To be done
Transcribe the material verbatim in full; the pictures do not belong in the copy.

Data provided
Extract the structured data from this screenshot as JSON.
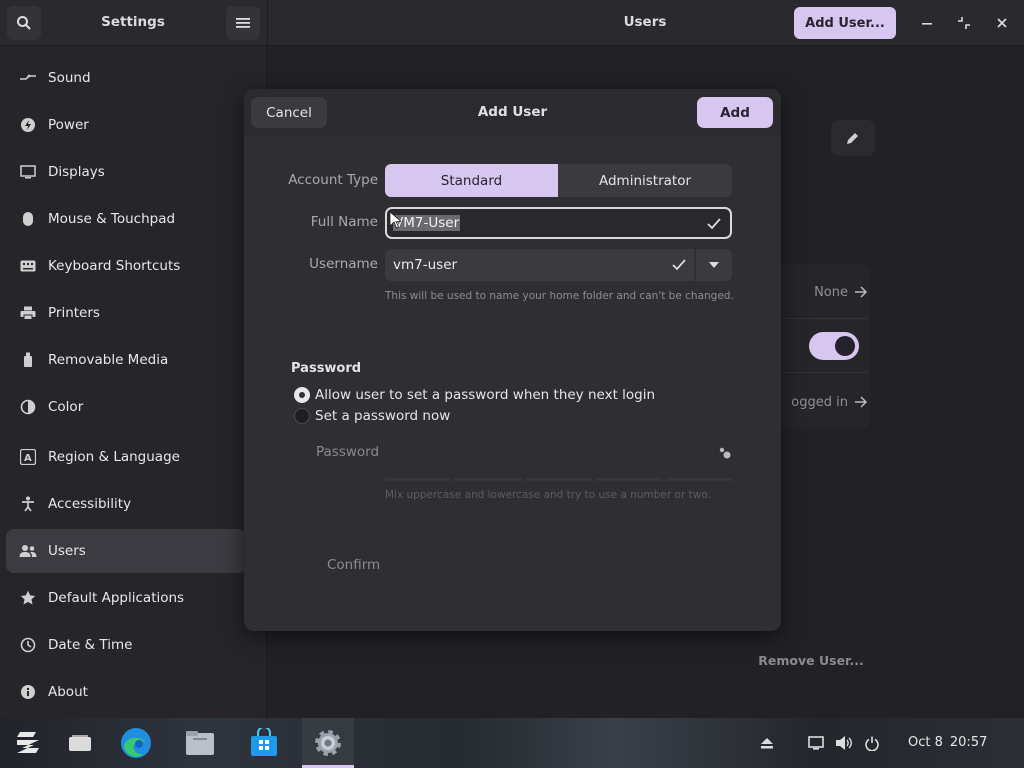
{
  "header": {
    "sidebar_title": "Settings",
    "main_title": "Users",
    "add_user_label": "Add User..."
  },
  "sidebar": {
    "items": [
      {
        "label": "Sound",
        "icon": "speaker-icon"
      },
      {
        "label": "Power",
        "icon": "power-icon"
      },
      {
        "label": "Displays",
        "icon": "display-icon"
      },
      {
        "label": "Mouse & Touchpad",
        "icon": "mouse-icon"
      },
      {
        "label": "Keyboard Shortcuts",
        "icon": "keyboard-icon"
      },
      {
        "label": "Printers",
        "icon": "printer-icon"
      },
      {
        "label": "Removable Media",
        "icon": "usb-icon"
      },
      {
        "label": "Color",
        "icon": "palette-icon"
      },
      {
        "label": "Region & Language",
        "icon": "language-icon"
      },
      {
        "label": "Accessibility",
        "icon": "accessibility-icon"
      },
      {
        "label": "Users",
        "icon": "users-icon"
      },
      {
        "label": "Default Applications",
        "icon": "star-icon"
      },
      {
        "label": "Date & Time",
        "icon": "clock-icon"
      },
      {
        "label": "About",
        "icon": "info-icon"
      }
    ],
    "active": "Users"
  },
  "main": {
    "language_value": "None",
    "autologin_label": "ogged in",
    "remove_user_label": "Remove User..."
  },
  "dialog": {
    "title": "Add User",
    "cancel_label": "Cancel",
    "add_label": "Add",
    "account_type_label": "Account Type",
    "account_types": [
      "Standard",
      "Administrator"
    ],
    "account_type_selected": "Standard",
    "full_name_label": "Full Name",
    "full_name_value": "VM7-User",
    "username_label": "Username",
    "username_value": "vm7-user",
    "username_hint": "This will be used to name your home folder and can't be changed.",
    "password_section": "Password",
    "password_options": [
      "Allow user to set a password when they next login",
      "Set a password now"
    ],
    "password_selected": 0,
    "password_placeholder": "Password",
    "password_hint": "Mix uppercase and lowercase and try to use a number or two.",
    "confirm_placeholder": "Confirm"
  },
  "taskbar": {
    "date": "Oct 8",
    "time": "20:57"
  },
  "colors": {
    "accent": "#d7c6ef",
    "accent_text": "#2a2430",
    "window_bg": "#222226",
    "dialog_bg": "#2e2e33"
  }
}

Output below
Extract the structured data from this screenshot as JSON.
{
  "header": {
    "sidebar_title": "Settings",
    "main_title": "Users",
    "add_user_label": "Add User..."
  },
  "sidebar": {
    "items": [
      {
        "label": "Sound",
        "icon": "speaker-icon"
      },
      {
        "label": "Power",
        "icon": "power-icon"
      },
      {
        "label": "Displays",
        "icon": "display-icon"
      },
      {
        "label": "Mouse & Touchpad",
        "icon": "mouse-icon"
      },
      {
        "label": "Keyboard Shortcuts",
        "icon": "keyboard-icon"
      },
      {
        "label": "Printers",
        "icon": "printer-icon"
      },
      {
        "label": "Removable Media",
        "icon": "usb-icon"
      },
      {
        "label": "Color",
        "icon": "palette-icon"
      },
      {
        "label": "Region & Language",
        "icon": "language-icon"
      },
      {
        "label": "Accessibility",
        "icon": "accessibility-icon"
      },
      {
        "label": "Users",
        "icon": "users-icon"
      },
      {
        "label": "Default Applications",
        "icon": "star-icon"
      },
      {
        "label": "Date & Time",
        "icon": "clock-icon"
      },
      {
        "label": "About",
        "icon": "info-icon"
      }
    ],
    "active": "Users"
  },
  "main": {
    "language_value": "None",
    "autologin_label": "ogged in",
    "remove_user_label": "Remove User..."
  },
  "dialog": {
    "title": "Add User",
    "cancel_label": "Cancel",
    "add_label": "Add",
    "account_type_label": "Account Type",
    "account_types": [
      "Standard",
      "Administrator"
    ],
    "account_type_selected": "Standard",
    "full_name_label": "Full Name",
    "full_name_value": "VM7-User",
    "username_label": "Username",
    "username_value": "vm7-user",
    "username_hint": "This will be used to name your home folder and can't be changed.",
    "password_section": "Password",
    "password_options": [
      "Allow user to set a password when they next login",
      "Set a password now"
    ],
    "password_selected": 0,
    "password_placeholder": "Password",
    "password_hint": "Mix uppercase and lowercase and try to use a number or two.",
    "confirm_placeholder": "Confirm"
  },
  "taskbar": {
    "date": "Oct 8",
    "time": "20:57"
  },
  "colors": {
    "accent": "#d7c6ef",
    "accent_text": "#2a2430",
    "window_bg": "#222226",
    "dialog_bg": "#2e2e33"
  }
}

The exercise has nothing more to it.